_Task directions_
Transcribe all the records exactly and omit any images they hold.

_Task material_
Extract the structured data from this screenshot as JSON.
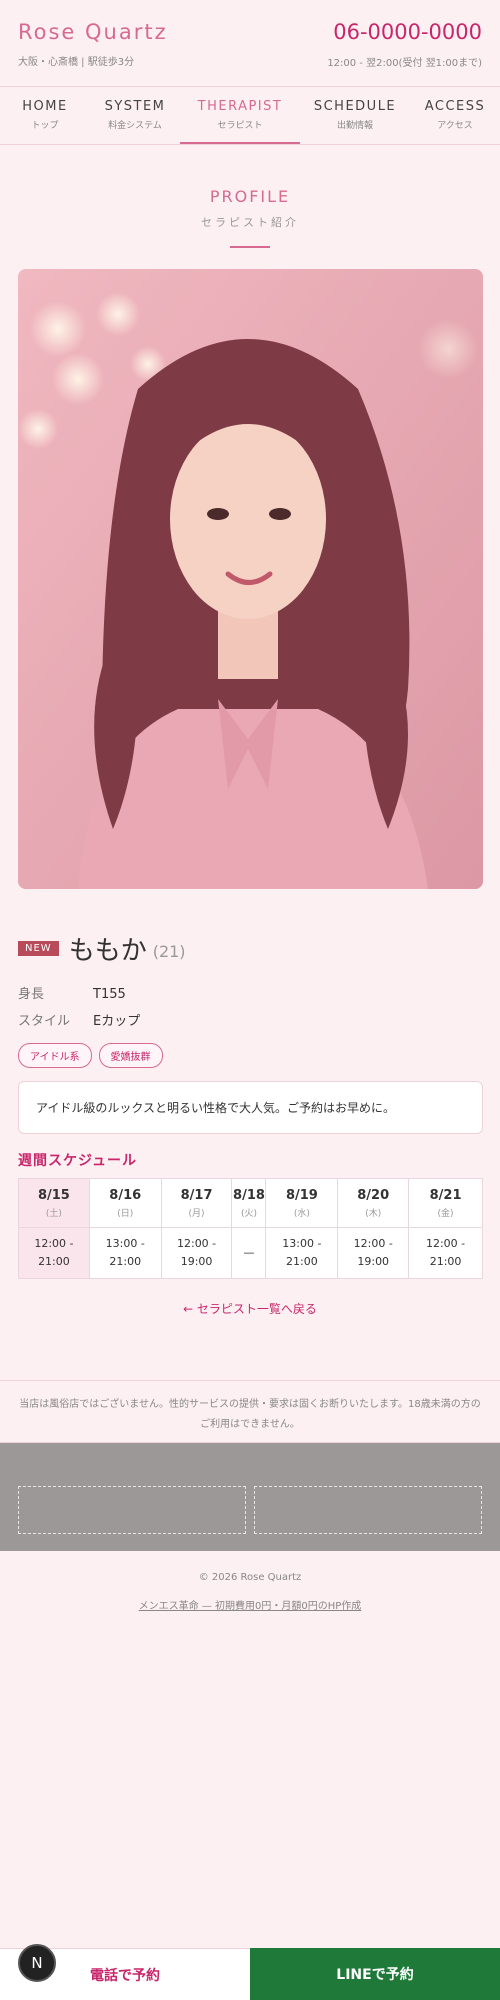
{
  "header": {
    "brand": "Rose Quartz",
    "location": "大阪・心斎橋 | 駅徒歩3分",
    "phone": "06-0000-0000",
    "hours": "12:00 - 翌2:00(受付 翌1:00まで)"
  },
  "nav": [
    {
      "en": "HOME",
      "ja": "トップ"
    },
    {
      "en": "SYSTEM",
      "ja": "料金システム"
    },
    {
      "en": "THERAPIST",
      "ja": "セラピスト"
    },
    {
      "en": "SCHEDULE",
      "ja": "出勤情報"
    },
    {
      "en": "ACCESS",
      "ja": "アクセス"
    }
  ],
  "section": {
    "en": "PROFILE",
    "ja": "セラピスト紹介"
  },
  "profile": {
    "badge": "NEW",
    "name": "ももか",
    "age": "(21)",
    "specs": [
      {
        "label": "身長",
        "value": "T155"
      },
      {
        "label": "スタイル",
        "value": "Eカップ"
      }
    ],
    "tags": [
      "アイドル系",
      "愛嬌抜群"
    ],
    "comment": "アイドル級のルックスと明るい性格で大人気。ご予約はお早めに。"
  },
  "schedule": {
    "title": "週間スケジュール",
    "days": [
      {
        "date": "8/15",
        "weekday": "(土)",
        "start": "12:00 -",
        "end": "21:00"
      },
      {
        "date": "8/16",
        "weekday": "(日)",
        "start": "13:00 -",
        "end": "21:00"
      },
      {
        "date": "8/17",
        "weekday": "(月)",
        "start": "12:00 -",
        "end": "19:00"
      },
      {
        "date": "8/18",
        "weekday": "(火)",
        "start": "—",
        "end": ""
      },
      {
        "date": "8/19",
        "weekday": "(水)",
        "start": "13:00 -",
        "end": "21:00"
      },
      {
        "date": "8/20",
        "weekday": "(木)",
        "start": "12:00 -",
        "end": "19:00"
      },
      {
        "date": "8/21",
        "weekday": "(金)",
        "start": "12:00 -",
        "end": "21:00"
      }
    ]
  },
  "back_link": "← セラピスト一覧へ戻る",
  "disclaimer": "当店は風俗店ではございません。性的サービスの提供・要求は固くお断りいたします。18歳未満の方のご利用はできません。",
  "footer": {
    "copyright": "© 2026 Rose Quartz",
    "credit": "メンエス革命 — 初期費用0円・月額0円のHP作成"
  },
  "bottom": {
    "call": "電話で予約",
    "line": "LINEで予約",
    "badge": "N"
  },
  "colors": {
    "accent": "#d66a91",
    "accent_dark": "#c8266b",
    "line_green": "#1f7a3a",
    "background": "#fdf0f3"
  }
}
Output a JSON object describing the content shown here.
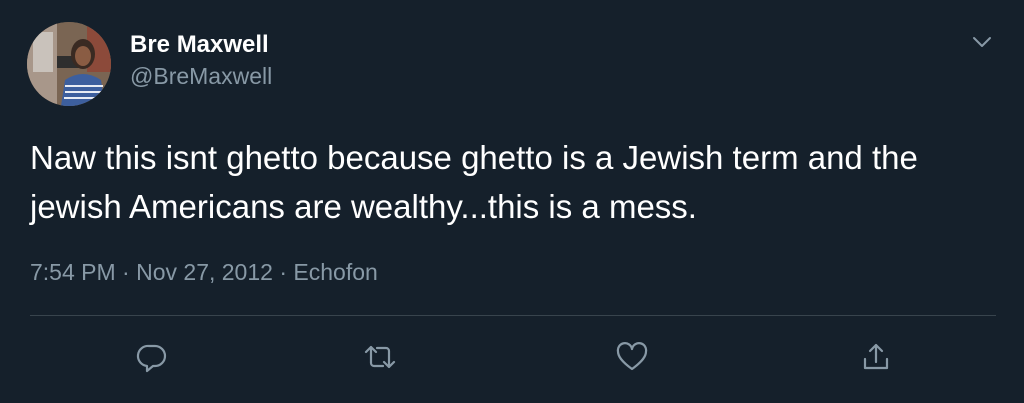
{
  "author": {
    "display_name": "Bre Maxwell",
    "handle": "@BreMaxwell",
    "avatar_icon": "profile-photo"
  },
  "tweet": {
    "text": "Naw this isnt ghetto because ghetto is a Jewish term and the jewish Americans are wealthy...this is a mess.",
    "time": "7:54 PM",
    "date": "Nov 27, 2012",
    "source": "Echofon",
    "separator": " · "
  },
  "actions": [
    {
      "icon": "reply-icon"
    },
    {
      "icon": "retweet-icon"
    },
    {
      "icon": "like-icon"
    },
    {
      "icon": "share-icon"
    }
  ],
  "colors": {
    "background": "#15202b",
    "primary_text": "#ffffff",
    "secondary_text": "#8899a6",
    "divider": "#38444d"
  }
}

_Answer to this exercise_
Extract the structured data from this screenshot as JSON.
{
  "header": {
    "brand": "Rose Quartz",
    "location": "大阪・心斎橋 | 駅徒歩3分",
    "phone": "06-0000-0000",
    "hours": "12:00 - 翌2:00(受付 翌1:00まで)"
  },
  "nav": [
    {
      "en": "HOME",
      "ja": "トップ"
    },
    {
      "en": "SYSTEM",
      "ja": "料金システム"
    },
    {
      "en": "THERAPIST",
      "ja": "セラピスト"
    },
    {
      "en": "SCHEDULE",
      "ja": "出勤情報"
    },
    {
      "en": "ACCESS",
      "ja": "アクセス"
    }
  ],
  "section": {
    "en": "PROFILE",
    "ja": "セラピスト紹介"
  },
  "profile": {
    "badge": "NEW",
    "name": "ももか",
    "age": "(21)",
    "specs": [
      {
        "label": "身長",
        "value": "T155"
      },
      {
        "label": "スタイル",
        "value": "Eカップ"
      }
    ],
    "tags": [
      "アイドル系",
      "愛嬌抜群"
    ],
    "comment": "アイドル級のルックスと明るい性格で大人気。ご予約はお早めに。"
  },
  "schedule": {
    "title": "週間スケジュール",
    "days": [
      {
        "date": "8/15",
        "weekday": "(土)",
        "start": "12:00 -",
        "end": "21:00"
      },
      {
        "date": "8/16",
        "weekday": "(日)",
        "start": "13:00 -",
        "end": "21:00"
      },
      {
        "date": "8/17",
        "weekday": "(月)",
        "start": "12:00 -",
        "end": "19:00"
      },
      {
        "date": "8/18",
        "weekday": "(火)",
        "start": "—",
        "end": ""
      },
      {
        "date": "8/19",
        "weekday": "(水)",
        "start": "13:00 -",
        "end": "21:00"
      },
      {
        "date": "8/20",
        "weekday": "(木)",
        "start": "12:00 -",
        "end": "19:00"
      },
      {
        "date": "8/21",
        "weekday": "(金)",
        "start": "12:00 -",
        "end": "21:00"
      }
    ]
  },
  "back_link": "← セラピスト一覧へ戻る",
  "disclaimer": "当店は風俗店ではございません。性的サービスの提供・要求は固くお断りいたします。18歳未満の方のご利用はできません。",
  "footer": {
    "copyright": "© 2026 Rose Quartz",
    "credit": "メンエス革命 — 初期費用0円・月額0円のHP作成"
  },
  "bottom": {
    "call": "電話で予約",
    "line": "LINEで予約",
    "badge": "N"
  },
  "colors": {
    "accent": "#d66a91",
    "accent_dark": "#c8266b",
    "line_green": "#1f7a3a",
    "background": "#fdf0f3"
  }
}
Output a JSON object describing the content shown here.
{
  "author": {
    "display_name": "Bre Maxwell",
    "handle": "@BreMaxwell",
    "avatar_icon": "profile-photo"
  },
  "tweet": {
    "text": "Naw this isnt ghetto because ghetto is a Jewish term and the jewish Americans are wealthy...this is a mess.",
    "time": "7:54 PM",
    "date": "Nov 27, 2012",
    "source": "Echofon",
    "separator": " · "
  },
  "actions": [
    {
      "icon": "reply-icon"
    },
    {
      "icon": "retweet-icon"
    },
    {
      "icon": "like-icon"
    },
    {
      "icon": "share-icon"
    }
  ],
  "colors": {
    "background": "#15202b",
    "primary_text": "#ffffff",
    "secondary_text": "#8899a6",
    "divider": "#38444d"
  }
}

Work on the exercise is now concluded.